» **GIVEN TASK**
Copy the data word for word, keeping every line.

» **MATERIAL SHOWN**

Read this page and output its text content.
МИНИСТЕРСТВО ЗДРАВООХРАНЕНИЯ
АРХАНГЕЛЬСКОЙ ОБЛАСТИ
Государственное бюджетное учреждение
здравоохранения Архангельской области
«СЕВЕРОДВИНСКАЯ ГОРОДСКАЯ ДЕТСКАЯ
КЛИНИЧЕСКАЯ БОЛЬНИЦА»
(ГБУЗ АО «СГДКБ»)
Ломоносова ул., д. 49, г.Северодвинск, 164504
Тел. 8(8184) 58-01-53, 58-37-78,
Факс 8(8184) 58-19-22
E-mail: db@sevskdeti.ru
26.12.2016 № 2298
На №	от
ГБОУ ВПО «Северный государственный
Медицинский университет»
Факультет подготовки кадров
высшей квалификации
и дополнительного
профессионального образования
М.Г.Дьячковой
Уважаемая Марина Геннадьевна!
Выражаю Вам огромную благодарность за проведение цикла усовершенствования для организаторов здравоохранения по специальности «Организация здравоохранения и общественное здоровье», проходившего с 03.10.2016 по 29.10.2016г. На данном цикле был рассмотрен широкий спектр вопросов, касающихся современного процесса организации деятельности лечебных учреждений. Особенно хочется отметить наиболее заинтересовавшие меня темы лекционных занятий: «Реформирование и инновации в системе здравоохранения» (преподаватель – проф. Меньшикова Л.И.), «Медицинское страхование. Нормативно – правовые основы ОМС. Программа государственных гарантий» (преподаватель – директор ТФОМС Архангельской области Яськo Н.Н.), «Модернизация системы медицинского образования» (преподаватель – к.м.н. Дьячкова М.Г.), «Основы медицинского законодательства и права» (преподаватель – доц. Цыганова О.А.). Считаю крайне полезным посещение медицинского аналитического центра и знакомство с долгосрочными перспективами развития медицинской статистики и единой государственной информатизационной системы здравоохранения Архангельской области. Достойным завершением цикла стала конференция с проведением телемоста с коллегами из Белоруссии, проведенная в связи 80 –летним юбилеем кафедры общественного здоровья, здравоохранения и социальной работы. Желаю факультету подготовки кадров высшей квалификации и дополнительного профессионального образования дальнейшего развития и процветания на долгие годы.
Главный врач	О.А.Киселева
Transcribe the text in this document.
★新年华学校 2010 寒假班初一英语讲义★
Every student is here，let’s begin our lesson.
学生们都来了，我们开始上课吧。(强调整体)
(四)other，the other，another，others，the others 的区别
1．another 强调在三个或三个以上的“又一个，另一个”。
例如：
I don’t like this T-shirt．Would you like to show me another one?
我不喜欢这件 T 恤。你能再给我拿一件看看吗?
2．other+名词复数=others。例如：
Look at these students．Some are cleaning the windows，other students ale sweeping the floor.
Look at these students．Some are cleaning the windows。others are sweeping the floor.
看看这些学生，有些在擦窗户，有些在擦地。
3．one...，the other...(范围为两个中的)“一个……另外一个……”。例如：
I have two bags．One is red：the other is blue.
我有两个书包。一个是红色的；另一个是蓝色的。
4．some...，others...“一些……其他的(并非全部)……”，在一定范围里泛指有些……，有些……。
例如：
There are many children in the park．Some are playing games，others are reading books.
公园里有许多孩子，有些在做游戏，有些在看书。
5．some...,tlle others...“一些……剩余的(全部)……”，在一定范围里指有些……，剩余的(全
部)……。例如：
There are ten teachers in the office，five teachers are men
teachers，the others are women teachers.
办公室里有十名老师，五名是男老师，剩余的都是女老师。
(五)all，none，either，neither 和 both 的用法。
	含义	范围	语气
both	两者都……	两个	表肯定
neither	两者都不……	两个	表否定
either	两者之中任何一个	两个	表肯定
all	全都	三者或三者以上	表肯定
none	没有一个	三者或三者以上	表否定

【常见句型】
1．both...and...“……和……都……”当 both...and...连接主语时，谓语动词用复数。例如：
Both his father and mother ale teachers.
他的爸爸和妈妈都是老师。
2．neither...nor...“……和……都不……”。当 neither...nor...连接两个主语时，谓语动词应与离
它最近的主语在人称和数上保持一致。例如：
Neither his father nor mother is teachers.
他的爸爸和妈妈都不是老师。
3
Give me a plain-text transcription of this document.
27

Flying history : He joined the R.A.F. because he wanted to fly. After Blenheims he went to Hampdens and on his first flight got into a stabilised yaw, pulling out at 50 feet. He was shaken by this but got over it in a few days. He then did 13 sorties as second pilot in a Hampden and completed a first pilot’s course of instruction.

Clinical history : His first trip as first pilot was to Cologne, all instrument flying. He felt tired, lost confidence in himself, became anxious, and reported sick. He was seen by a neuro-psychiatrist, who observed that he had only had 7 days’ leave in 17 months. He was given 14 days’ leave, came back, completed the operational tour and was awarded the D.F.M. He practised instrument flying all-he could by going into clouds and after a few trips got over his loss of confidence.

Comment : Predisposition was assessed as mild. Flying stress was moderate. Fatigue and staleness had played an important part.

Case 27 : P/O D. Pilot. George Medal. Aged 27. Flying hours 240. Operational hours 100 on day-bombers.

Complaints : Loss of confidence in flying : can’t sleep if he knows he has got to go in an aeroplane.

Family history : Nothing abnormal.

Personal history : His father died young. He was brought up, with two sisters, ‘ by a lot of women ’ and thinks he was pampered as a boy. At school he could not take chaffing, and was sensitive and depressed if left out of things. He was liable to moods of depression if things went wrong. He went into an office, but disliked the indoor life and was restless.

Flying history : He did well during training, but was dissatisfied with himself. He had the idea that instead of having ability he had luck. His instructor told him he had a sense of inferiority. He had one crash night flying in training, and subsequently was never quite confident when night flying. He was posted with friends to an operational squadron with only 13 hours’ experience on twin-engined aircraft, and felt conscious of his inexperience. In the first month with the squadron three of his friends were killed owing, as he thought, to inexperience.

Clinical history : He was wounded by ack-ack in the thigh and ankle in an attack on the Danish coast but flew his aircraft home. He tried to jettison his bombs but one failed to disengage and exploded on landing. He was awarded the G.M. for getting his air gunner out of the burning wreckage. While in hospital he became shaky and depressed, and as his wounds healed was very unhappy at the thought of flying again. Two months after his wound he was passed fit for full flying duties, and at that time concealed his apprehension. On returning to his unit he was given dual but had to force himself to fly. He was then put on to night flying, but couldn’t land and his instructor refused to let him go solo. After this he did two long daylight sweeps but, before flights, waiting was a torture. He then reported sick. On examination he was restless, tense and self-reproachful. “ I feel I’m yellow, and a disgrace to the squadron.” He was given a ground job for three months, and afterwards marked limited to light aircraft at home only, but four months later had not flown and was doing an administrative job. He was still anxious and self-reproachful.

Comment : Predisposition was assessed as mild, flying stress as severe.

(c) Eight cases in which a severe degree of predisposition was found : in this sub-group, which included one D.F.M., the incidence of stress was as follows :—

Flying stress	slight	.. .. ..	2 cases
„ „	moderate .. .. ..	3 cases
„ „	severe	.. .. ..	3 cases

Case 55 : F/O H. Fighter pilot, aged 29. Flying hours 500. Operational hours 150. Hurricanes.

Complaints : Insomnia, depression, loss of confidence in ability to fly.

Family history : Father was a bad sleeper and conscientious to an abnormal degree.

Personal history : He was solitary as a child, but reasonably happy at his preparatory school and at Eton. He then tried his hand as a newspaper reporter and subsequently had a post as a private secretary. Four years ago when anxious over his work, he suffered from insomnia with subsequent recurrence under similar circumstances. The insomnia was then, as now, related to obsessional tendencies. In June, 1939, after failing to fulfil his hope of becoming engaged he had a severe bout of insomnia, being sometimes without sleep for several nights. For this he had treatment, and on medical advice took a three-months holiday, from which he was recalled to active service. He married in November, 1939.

» **REPLY**
Read this page and output its text content.
МИНИСТЕРСТВО ЗДРАВООХРАНЕНИЯ
АРХАНГЕЛЬСКОЙ ОБЛАСТИ
Государственное бюджетное учреждение
здравоохранения Архангельской области
«СЕВЕРОДВИНСКАЯ ГОРОДСКАЯ ДЕТСКАЯ
КЛИНИЧЕСКАЯ БОЛЬНИЦА»
(ГБУЗ АО «СГДКБ»)
Ломоносова ул., д. 49, г.Северодвинск, 164504
Тел. 8(8184) 58-01-53, 58-37-78,
Факс 8(8184) 58-19-22
E-mail: db@sevskdeti.ru
26.12.2016 № 2298
На №	от
ГБОУ ВПО «Северный государственный
Медицинский университет»
Факультет подготовки кадров
высшей квалификации
и дополнительного
профессионального образования
М.Г.Дьячковой
Уважаемая Марина Геннадьевна!
Выражаю Вам огромную благодарность за проведение цикла усовершенствования для организаторов здравоохранения по специальности «Организация здравоохранения и общественное здоровье», проходившего с 03.10.2016 по 29.10.2016г. На данном цикле был рассмотрен широкий спектр вопросов, касающихся современного процесса организации деятельности лечебных учреждений. Особенно хочется отметить наиболее заинтересовавшие меня темы лекционных занятий: «Реформирование и инновации в системе здравоохранения» (преподаватель – проф. Меньшикова Л.И.), «Медицинское страхование. Нормативно – правовые основы ОМС. Программа государственных гарантий» (преподаватель – директор ТФОМС Архангельской области Яськo Н.Н.), «Модернизация системы медицинского образования» (преподаватель – к.м.н. Дьячкова М.Г.), «Основы медицинского законодательства и права» (преподаватель – доц. Цыганова О.А.). Считаю крайне полезным посещение медицинского аналитического центра и знакомство с долгосрочными перспективами развития медицинской статистики и единой государственной информатизационной системы здравоохранения Архангельской области. Достойным завершением цикла стала конференция с проведением телемоста с коллегами из Белоруссии, проведенная в связи 80 –летним юбилеем кафедры общественного здоровья, здравоохранения и социальной работы. Желаю факультету подготовки кадров высшей квалификации и дополнительного профессионального образования дальнейшего развития и процветания на долгие годы.
Главный врач	О.А.Киселева
Transcribe the text in this document.
★新年华学校 2010 寒假班初一英语讲义★
Every student is here，let’s begin our lesson.
学生们都来了，我们开始上课吧。(强调整体)
(四)other，the other，another，others，the others 的区别
1．another 强调在三个或三个以上的“又一个，另一个”。
例如：
I don’t like this T-shirt．Would you like to show me another one?
我不喜欢这件 T 恤。你能再给我拿一件看看吗?
2．other+名词复数=others。例如：
Look at these students．Some are cleaning the windows，other students ale sweeping the floor.
Look at these students．Some are cleaning the windows。others are sweeping the floor.
看看这些学生，有些在擦窗户，有些在擦地。
3．one...，the other...(范围为两个中的)“一个……另外一个……”。例如：
I have two bags．One is red：the other is blue.
我有两个书包。一个是红色的；另一个是蓝色的。
4．some...，others...“一些……其他的(并非全部)……”，在一定范围里泛指有些……，有些……。
例如：
There are many children in the park．Some are playing games，others are reading books.
公园里有许多孩子，有些在做游戏，有些在看书。
5．some...,tlle others...“一些……剩余的(全部)……”，在一定范围里指有些……，剩余的(全
部)……。例如：
There are ten teachers in the office，five teachers are men
teachers，the others are women teachers.
办公室里有十名老师，五名是男老师，剩余的都是女老师。
(五)all，none，either，neither 和 both 的用法。
	含义	范围	语气
both	两者都……	两个	表肯定
neither	两者都不……	两个	表否定
either	两者之中任何一个	两个	表肯定
all	全都	三者或三者以上	表肯定
none	没有一个	三者或三者以上	表否定

【常见句型】
1．both...and...“……和……都……”当 both...and...连接主语时，谓语动词用复数。例如：
Both his father and mother ale teachers.
他的爸爸和妈妈都是老师。
2．neither...nor...“……和……都不……”。当 neither...nor...连接两个主语时，谓语动词应与离
它最近的主语在人称和数上保持一致。例如：
Neither his father nor mother is teachers.
他的爸爸和妈妈都不是老师。
3
Give me a plain-text transcription of this document.
27

Flying history : He joined the R.A.F. because he wanted to fly. After Blenheims he went to Hampdens and on his first flight got into a stabilised yaw, pulling out at 50 feet. He was shaken by this but got over it in a few days. He then did 13 sorties as second pilot in a Hampden and completed a first pilot’s course of instruction.

Clinical history : His first trip as first pilot was to Cologne, all instrument flying. He felt tired, lost confidence in himself, became anxious, and reported sick. He was seen by a neuro-psychiatrist, who observed that he had only had 7 days’ leave in 17 months. He was given 14 days’ leave, came back, completed the operational tour and was awarded the D.F.M. He practised instrument flying all-he could by going into clouds and after a few trips got over his loss of confidence.

Comment : Predisposition was assessed as mild. Flying stress was moderate. Fatigue and staleness had played an important part.

Case 27 : P/O D. Pilot. George Medal. Aged 27. Flying hours 240. Operational hours 100 on day-bombers.

Complaints : Loss of confidence in flying : can’t sleep if he knows he has got to go in an aeroplane.

Family history : Nothing abnormal.

Personal history : His father died young. He was brought up, with two sisters, ‘ by a lot of women ’ and thinks he was pampered as a boy. At school he could not take chaffing, and was sensitive and depressed if left out of things. He was liable to moods of depression if things went wrong. He went into an office, but disliked the indoor life and was restless.

Flying history : He did well during training, but was dissatisfied with himself. He had the idea that instead of having ability he had luck. His instructor told him he had a sense of inferiority. He had one crash night flying in training, and subsequently was never quite confident when night flying. He was posted with friends to an operational squadron with only 13 hours’ experience on twin-engined aircraft, and felt conscious of his inexperience. In the first month with the squadron three of his friends were killed owing, as he thought, to inexperience.

Clinical history : He was wounded by ack-ack in the thigh and ankle in an attack on the Danish coast but flew his aircraft home. He tried to jettison his bombs but one failed to disengage and exploded on landing. He was awarded the G.M. for getting his air gunner out of the burning wreckage. While in hospital he became shaky and depressed, and as his wounds healed was very unhappy at the thought of flying again. Two months after his wound he was passed fit for full flying duties, and at that time concealed his apprehension. On returning to his unit he was given dual but had to force himself to fly. He was then put on to night flying, but couldn’t land and his instructor refused to let him go solo. After this he did two long daylight sweeps but, before flights, waiting was a torture. He then reported sick. On examination he was restless, tense and self-reproachful. “ I feel I’m yellow, and a disgrace to the squadron.” He was given a ground job for three months, and afterwards marked limited to light aircraft at home only, but four months later had not flown and was doing an administrative job. He was still anxious and self-reproachful.

Comment : Predisposition was assessed as mild, flying stress as severe.

(c) Eight cases in which a severe degree of predisposition was found : in this sub-group, which included one D.F.M., the incidence of stress was as follows :—

Flying stress	slight	.. .. ..	2 cases
„ „	moderate .. .. ..	3 cases
„ „	severe	.. .. ..	3 cases

Case 55 : F/O H. Fighter pilot, aged 29. Flying hours 500. Operational hours 150. Hurricanes.

Complaints : Insomnia, depression, loss of confidence in ability to fly.

Family history : Father was a bad sleeper and conscientious to an abnormal degree.

Personal history : He was solitary as a child, but reasonably happy at his preparatory school and at Eton. He then tried his hand as a newspaper reporter and subsequently had a post as a private secretary. Four years ago when anxious over his work, he suffered from insomnia with subsequent recurrence under similar circumstances. The insomnia was then, as now, related to obsessional tendencies. In June, 1939, after failing to fulfil his hope of becoming engaged he had a severe bout of insomnia, being sometimes without sleep for several nights. For this he had treatment, and on medical advice took a three-months holiday, from which he was recalled to active service. He married in November, 1939.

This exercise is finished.